# EXERCISE GOAL
Copy out the records precisely, omitting pictures.

# RECORDS FOR THIS EXERCISE
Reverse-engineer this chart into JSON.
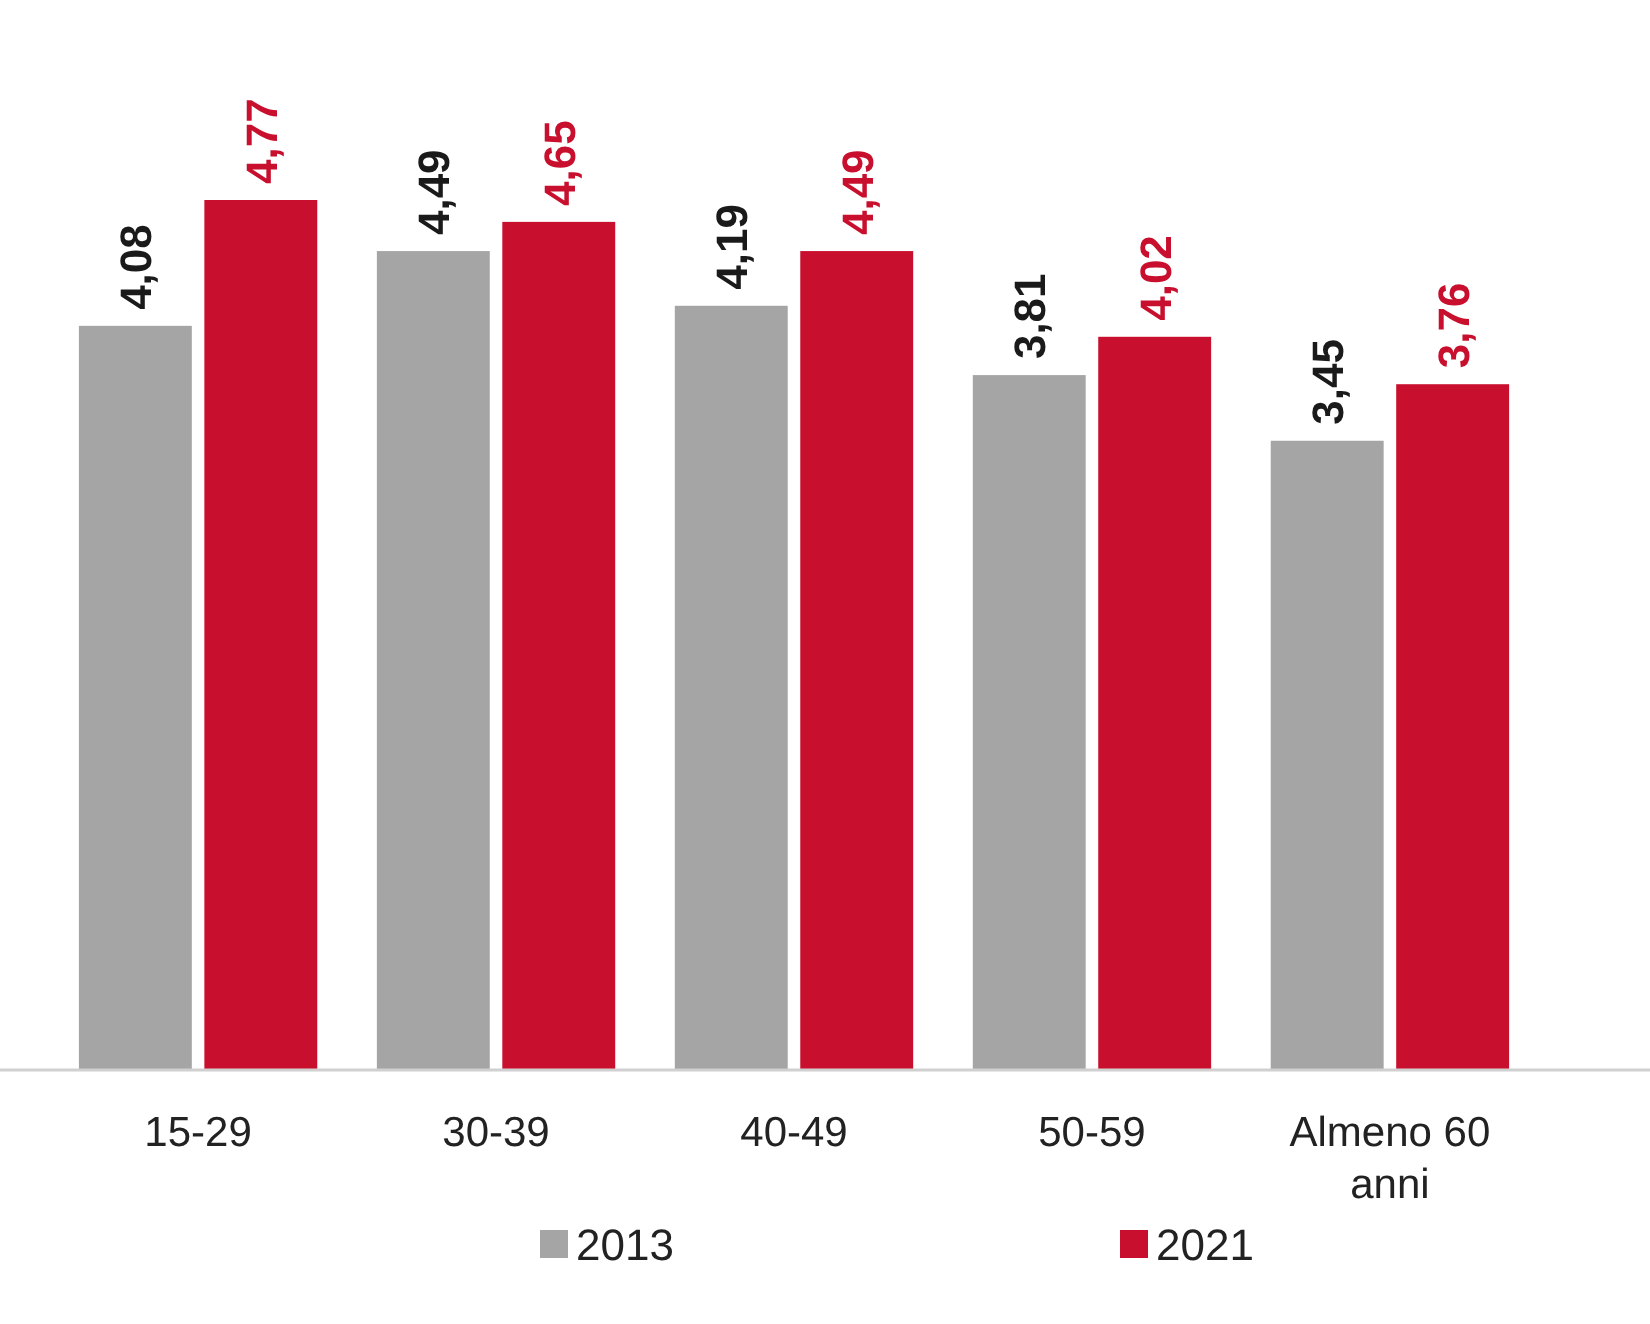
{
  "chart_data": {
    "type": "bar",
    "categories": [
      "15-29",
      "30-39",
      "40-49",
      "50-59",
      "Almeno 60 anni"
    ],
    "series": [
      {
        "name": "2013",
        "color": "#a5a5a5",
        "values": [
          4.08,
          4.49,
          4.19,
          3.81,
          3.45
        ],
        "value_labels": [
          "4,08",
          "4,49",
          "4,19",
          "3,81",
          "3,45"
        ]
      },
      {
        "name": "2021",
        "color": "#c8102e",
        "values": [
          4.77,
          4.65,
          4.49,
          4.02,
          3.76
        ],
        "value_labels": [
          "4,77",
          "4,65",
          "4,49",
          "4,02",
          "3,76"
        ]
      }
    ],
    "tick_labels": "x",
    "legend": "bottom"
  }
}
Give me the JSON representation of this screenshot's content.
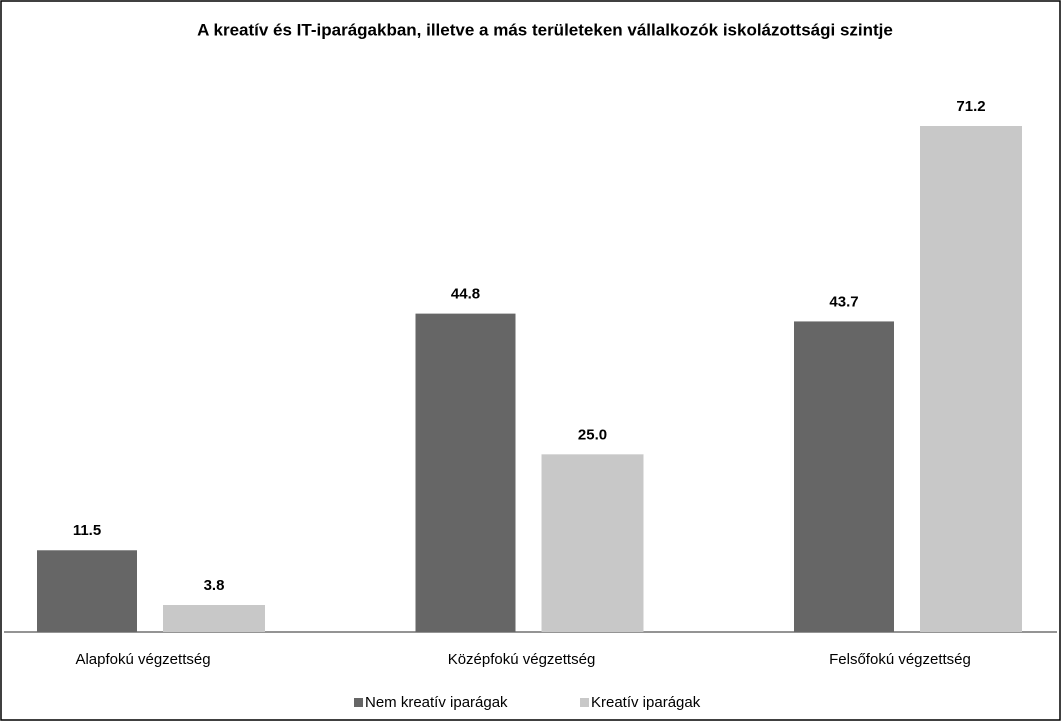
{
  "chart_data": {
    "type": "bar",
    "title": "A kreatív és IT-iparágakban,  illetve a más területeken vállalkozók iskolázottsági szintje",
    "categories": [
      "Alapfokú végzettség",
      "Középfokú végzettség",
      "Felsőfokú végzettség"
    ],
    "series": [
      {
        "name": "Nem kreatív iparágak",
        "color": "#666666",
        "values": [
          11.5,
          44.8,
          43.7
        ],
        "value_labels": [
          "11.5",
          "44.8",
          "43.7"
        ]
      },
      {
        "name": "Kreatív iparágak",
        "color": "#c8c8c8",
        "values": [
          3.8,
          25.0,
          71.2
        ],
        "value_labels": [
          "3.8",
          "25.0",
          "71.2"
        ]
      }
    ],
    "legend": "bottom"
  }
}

# THE RESULT
Reverse-engineer this chart into JSON.
{
  "chart_data": {
    "type": "bar",
    "categories": [
      "15-29",
      "30-39",
      "40-49",
      "50-59",
      "Almeno 60 anni"
    ],
    "series": [
      {
        "name": "2013",
        "color": "#a5a5a5",
        "values": [
          4.08,
          4.49,
          4.19,
          3.81,
          3.45
        ],
        "value_labels": [
          "4,08",
          "4,49",
          "4,19",
          "3,81",
          "3,45"
        ]
      },
      {
        "name": "2021",
        "color": "#c8102e",
        "values": [
          4.77,
          4.65,
          4.49,
          4.02,
          3.76
        ],
        "value_labels": [
          "4,77",
          "4,65",
          "4,49",
          "4,02",
          "3,76"
        ]
      }
    ],
    "tick_labels": "x",
    "legend": "bottom"
  }
}
Give me the JSON representation of this screenshot's content.
{
  "chart_data": {
    "type": "bar",
    "title": "A kreatív és IT-iparágakban,  illetve a más területeken vállalkozók iskolázottsági szintje",
    "categories": [
      "Alapfokú végzettség",
      "Középfokú végzettség",
      "Felsőfokú végzettség"
    ],
    "series": [
      {
        "name": "Nem kreatív iparágak",
        "color": "#666666",
        "values": [
          11.5,
          44.8,
          43.7
        ],
        "value_labels": [
          "11.5",
          "44.8",
          "43.7"
        ]
      },
      {
        "name": "Kreatív iparágak",
        "color": "#c8c8c8",
        "values": [
          3.8,
          25.0,
          71.2
        ],
        "value_labels": [
          "3.8",
          "25.0",
          "71.2"
        ]
      }
    ],
    "legend": "bottom"
  }
}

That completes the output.